**Your goal:** Repeat the records in full and exactly, omitting pictures.

**Data provided:**
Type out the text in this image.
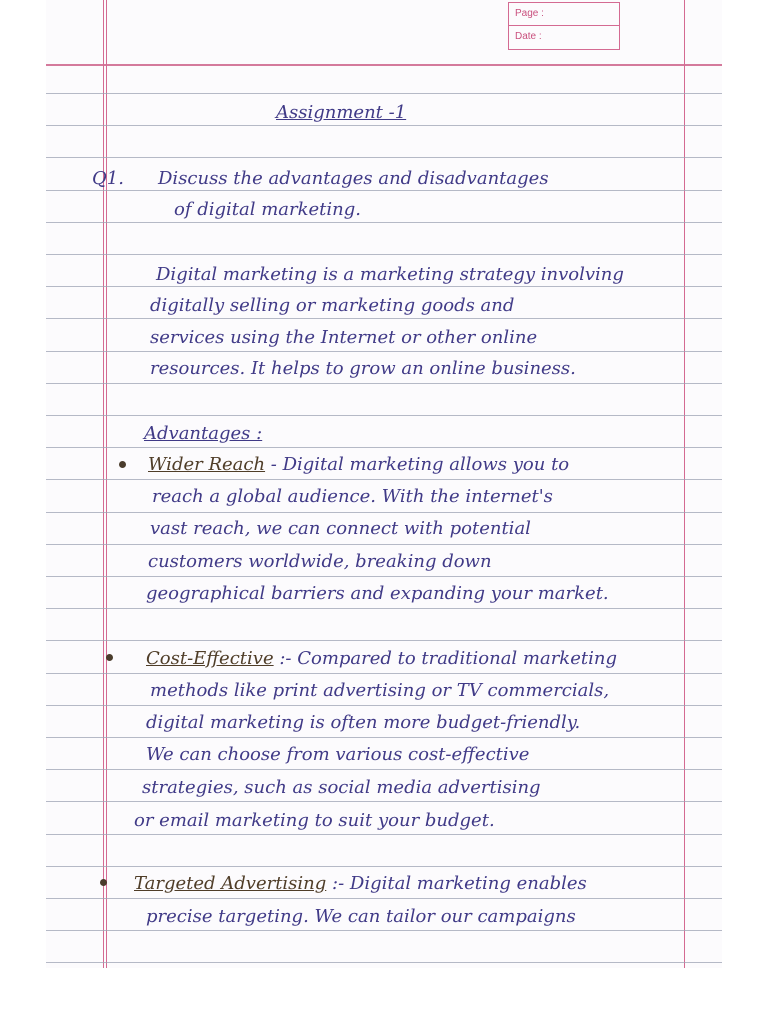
Page :
Date :
Assignment -1
Q1. Discuss the advantages and disadvantages
of digital marketing.
Digital marketing is a marketing strategy involving
digitally selling or marketing goods and
services using the Internet or other online
resources. It helps to grow an online business.
Advantages :
Wider Reach - Digital marketing allows you to
reach a global audience. With the internet's
vast reach, we can connect with potential
customers worldwide, breaking down
geographical barriers and expanding your market.
Cost-Effective :- Compared to traditional marketing
methods like print advertising or TV commercials,
digital marketing is often more budget-friendly.
We can choose from various cost-effective
strategies, such as social media advertising
or email marketing to suit your budget.
Targeted Advertising :- Digital marketing enables
precise targeting. We can tailor our campaigns
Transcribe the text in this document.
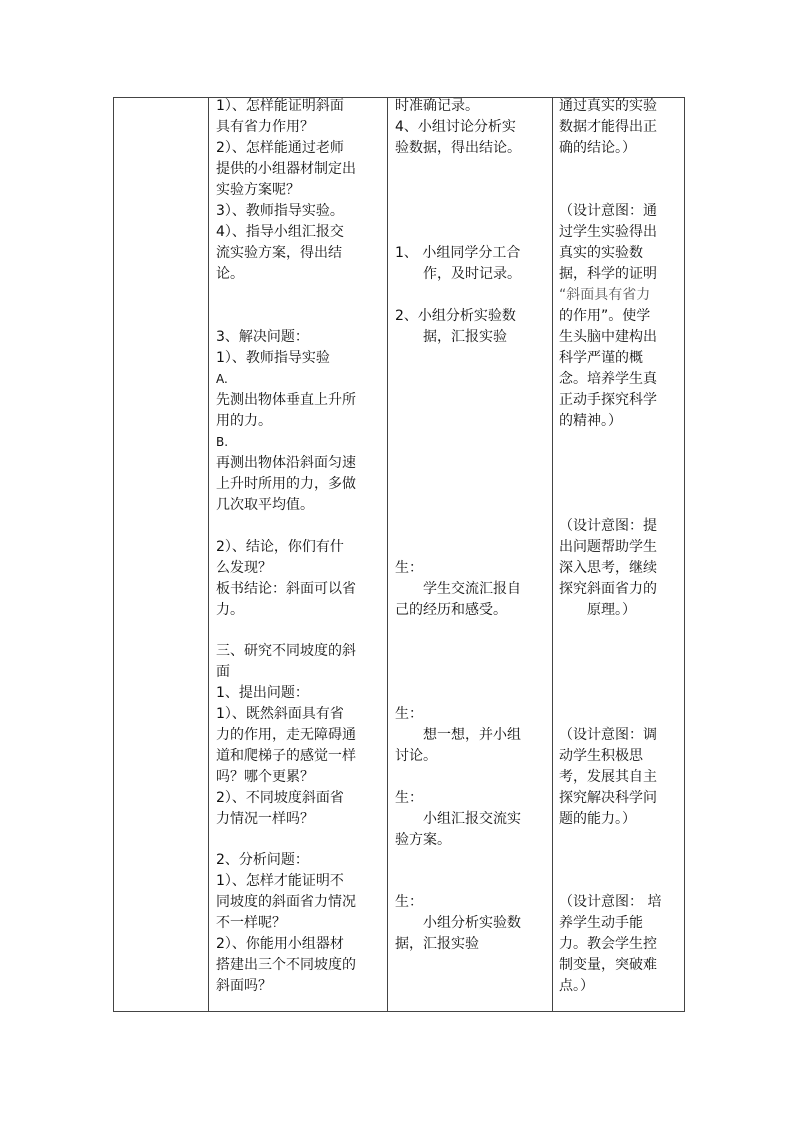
1）、怎样能证明斜面
具有省力作用？
2）、怎样能通过老师
提供的小组器材制定出
实验方案呢？
3）、教师指导实验。
4）、指导小组汇报交
流实验方案，得出结
论。
3、解决问题：
1）、教师指导实验
A.
先测出物体垂直上升所
用的力。
B.
再测出物体沿斜面匀速
上升时所用的力，多做
几次取平均值。
2）、结论，你们有什
么发现？
板书结论：斜面可以省
力。
三、研究不同坡度的斜
面
1、提出问题：
1）、既然斜面具有省
力的作用，走无障碍通
道和爬梯子的感觉一样
吗？哪个更累？
2）、不同坡度斜面省
力情况一样吗？
2、分析问题：
1）、怎样才能证明不
同坡度的斜面省力情况
不一样呢？
2）、你能用小组器材
搭建出三个不同坡度的
斜面吗？
时准确记录。
4、小组讨论分析实
验数据，得出结论。
1、 小组同学分工合
作，及时记录。
2、小组分析实验数
据，汇报实验
生：
学生交流汇报自
己的经历和感受。
生：
想一想，并小组
讨论。
生：
小组汇报交流实
验方案。
生：
小组分析实验数
据，汇报实验
通过真实的实验
数据才能得出正
确的结论。）
（设计意图：通
过学生实验得出
真实的实验数
据，科学的证明
“斜面具有省力
的作用”。使学
生头脑中建构出
科学严谨的概
念。培养学生真
正动手探究科学
的精神。）
（设计意图：提
出问题帮助学生
深入思考，继续
探究斜面省力的
原理。）
（设计意图：调
动学生积极思
考，发展其自主
探究解决科学问
题的能力。）
（设计意图： 培
养学生动手能
力。教会学生控
制变量，突破难
点。）
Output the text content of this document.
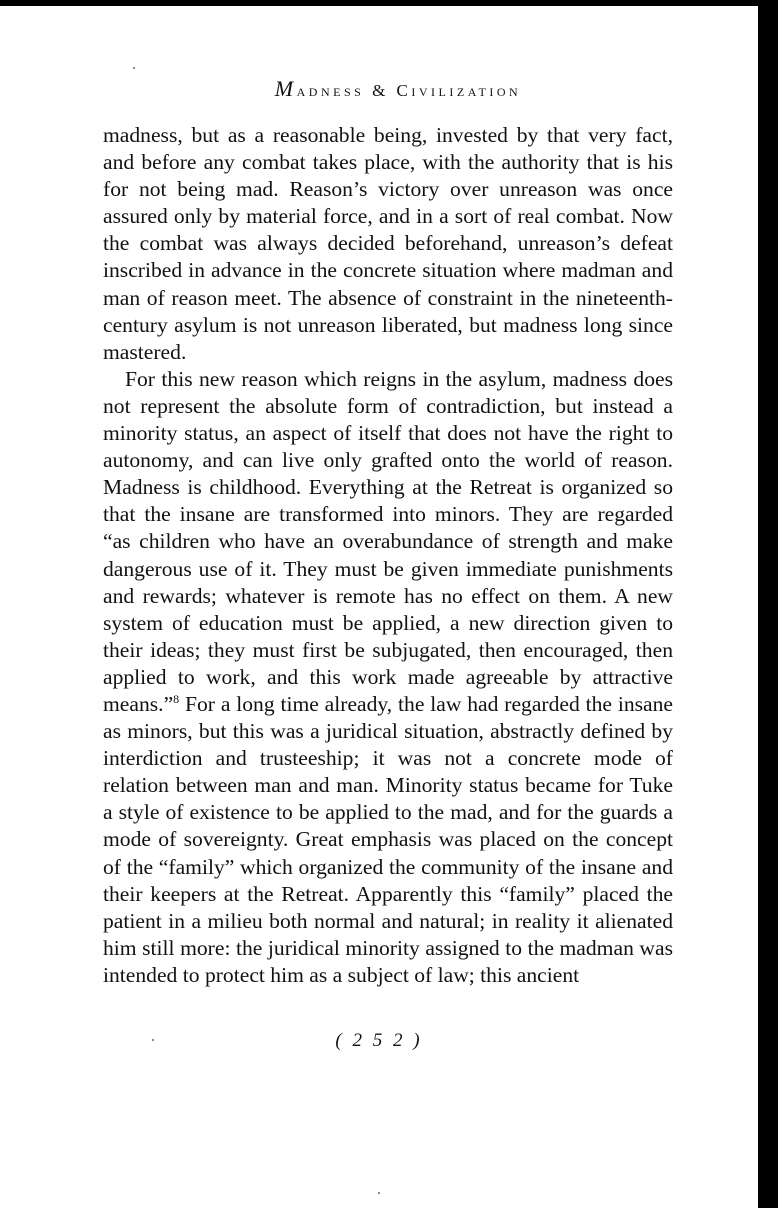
Madness & Civilization

madness, but as a reasonable being, invested by that very fact, and before any combat takes place, with the authority that is his for not being mad. Reason’s victory over unreason was once assured only by material force, and in a sort of real combat. Now the combat was always decided beforehand, unreason’s defeat inscribed in advance in the concrete situation where madman and man of reason meet. The absence of constraint in the nineteenth-century asylum is not unreason liberated, but madness long since mastered.

For this new reason which reigns in the asylum, madness does not represent the absolute form of contradiction, but instead a minority status, an aspect of itself that does not have the right to autonomy, and can live only grafted onto the world of reason. Madness is childhood. Everything at the Retreat is organized so that the insane are transformed into minors. They are regarded “as children who have an overabundance of strength and make dangerous use of it. They must be given immediate punishments and rewards; whatever is remote has no effect on them. A new system of education must be applied, a new direction given to their ideas; they must first be subjugated, then encouraged, then applied to work, and this work made agreeable by attractive means.”$^8$ For a long time already, the law had regarded the insane as minors, but this was a juridical situation, abstractly defined by interdiction and trusteeship; it was not a concrete mode of relation between man and man. Minority status became for Tuke a style of existence to be applied to the mad, and for the guards a mode of sovereignty. Great emphasis was placed on the concept of the “family” which organized the community of the insane and their keepers at the Retreat. Apparently this “family” placed the patient in a milieu both normal and natural; in reality it alienated him still more: the juridical minority assigned to the madman was intended to protect him as a subject of law; this ancient

( 2 5 2 )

**The answer:**
Type out the text in this image.
Page :
Date :
Assignment -1
Q1. Discuss the advantages and disadvantages
of digital marketing.
Digital marketing is a marketing strategy involving
digitally selling or marketing goods and
services using the Internet or other online
resources. It helps to grow an online business.
Advantages :
Wider Reach - Digital marketing allows you to
reach a global audience. With the internet's
vast reach, we can connect with potential
customers worldwide, breaking down
geographical barriers and expanding your market.
Cost-Effective :- Compared to traditional marketing
methods like print advertising or TV commercials,
digital marketing is often more budget-friendly.
We can choose from various cost-effective
strategies, such as social media advertising
or email marketing to suit your budget.
Targeted Advertising :- Digital marketing enables
precise targeting. We can tailor our campaigns
Transcribe the text in this document.
1）、怎样能证明斜面
具有省力作用？
2）、怎样能通过老师
提供的小组器材制定出
实验方案呢？
3）、教师指导实验。
4）、指导小组汇报交
流实验方案，得出结
论。
3、解决问题：
1）、教师指导实验
A.
先测出物体垂直上升所
用的力。
B.
再测出物体沿斜面匀速
上升时所用的力，多做
几次取平均值。
2）、结论，你们有什
么发现？
板书结论：斜面可以省
力。
三、研究不同坡度的斜
面
1、提出问题：
1）、既然斜面具有省
力的作用，走无障碍通
道和爬梯子的感觉一样
吗？哪个更累？
2）、不同坡度斜面省
力情况一样吗？
2、分析问题：
1）、怎样才能证明不
同坡度的斜面省力情况
不一样呢？
2）、你能用小组器材
搭建出三个不同坡度的
斜面吗？
时准确记录。
4、小组讨论分析实
验数据，得出结论。
1、 小组同学分工合
作，及时记录。
2、小组分析实验数
据，汇报实验
生：
学生交流汇报自
己的经历和感受。
生：
想一想，并小组
讨论。
生：
小组汇报交流实
验方案。
生：
小组分析实验数
据，汇报实验
通过真实的实验
数据才能得出正
确的结论。）
（设计意图：通
过学生实验得出
真实的实验数
据，科学的证明
“斜面具有省力
的作用”。使学
生头脑中建构出
科学严谨的概
念。培养学生真
正动手探究科学
的精神。）
（设计意图：提
出问题帮助学生
深入思考，继续
探究斜面省力的
原理。）
（设计意图：调
动学生积极思
考，发展其自主
探究解决科学问
题的能力。）
（设计意图： 培
养学生动手能
力。教会学生控
制变量，突破难
点。）
Output the text content of this document.
Madness & Civilization

madness, but as a reasonable being, invested by that very fact, and before any combat takes place, with the authority that is his for not being mad. Reason’s victory over unreason was once assured only by material force, and in a sort of real combat. Now the combat was always decided beforehand, unreason’s defeat inscribed in advance in the concrete situation where madman and man of reason meet. The absence of constraint in the nineteenth-century asylum is not unreason liberated, but madness long since mastered.

For this new reason which reigns in the asylum, madness does not represent the absolute form of contradiction, but instead a minority status, an aspect of itself that does not have the right to autonomy, and can live only grafted onto the world of reason. Madness is childhood. Everything at the Retreat is organized so that the insane are transformed into minors. They are regarded “as children who have an overabundance of strength and make dangerous use of it. They must be given immediate punishments and rewards; whatever is remote has no effect on them. A new system of education must be applied, a new direction given to their ideas; they must first be subjugated, then encouraged, then applied to work, and this work made agreeable by attractive means.”$^8$ For a long time already, the law had regarded the insane as minors, but this was a juridical situation, abstractly defined by interdiction and trusteeship; it was not a concrete mode of relation between man and man. Minority status became for Tuke a style of existence to be applied to the mad, and for the guards a mode of sovereignty. Great emphasis was placed on the concept of the “family” which organized the community of the insane and their keepers at the Retreat. Apparently this “family” placed the patient in a milieu both normal and natural; in reality it alienated him still more: the juridical minority assigned to the madman was intended to protect him as a subject of law; this ancient

( 2 5 2 )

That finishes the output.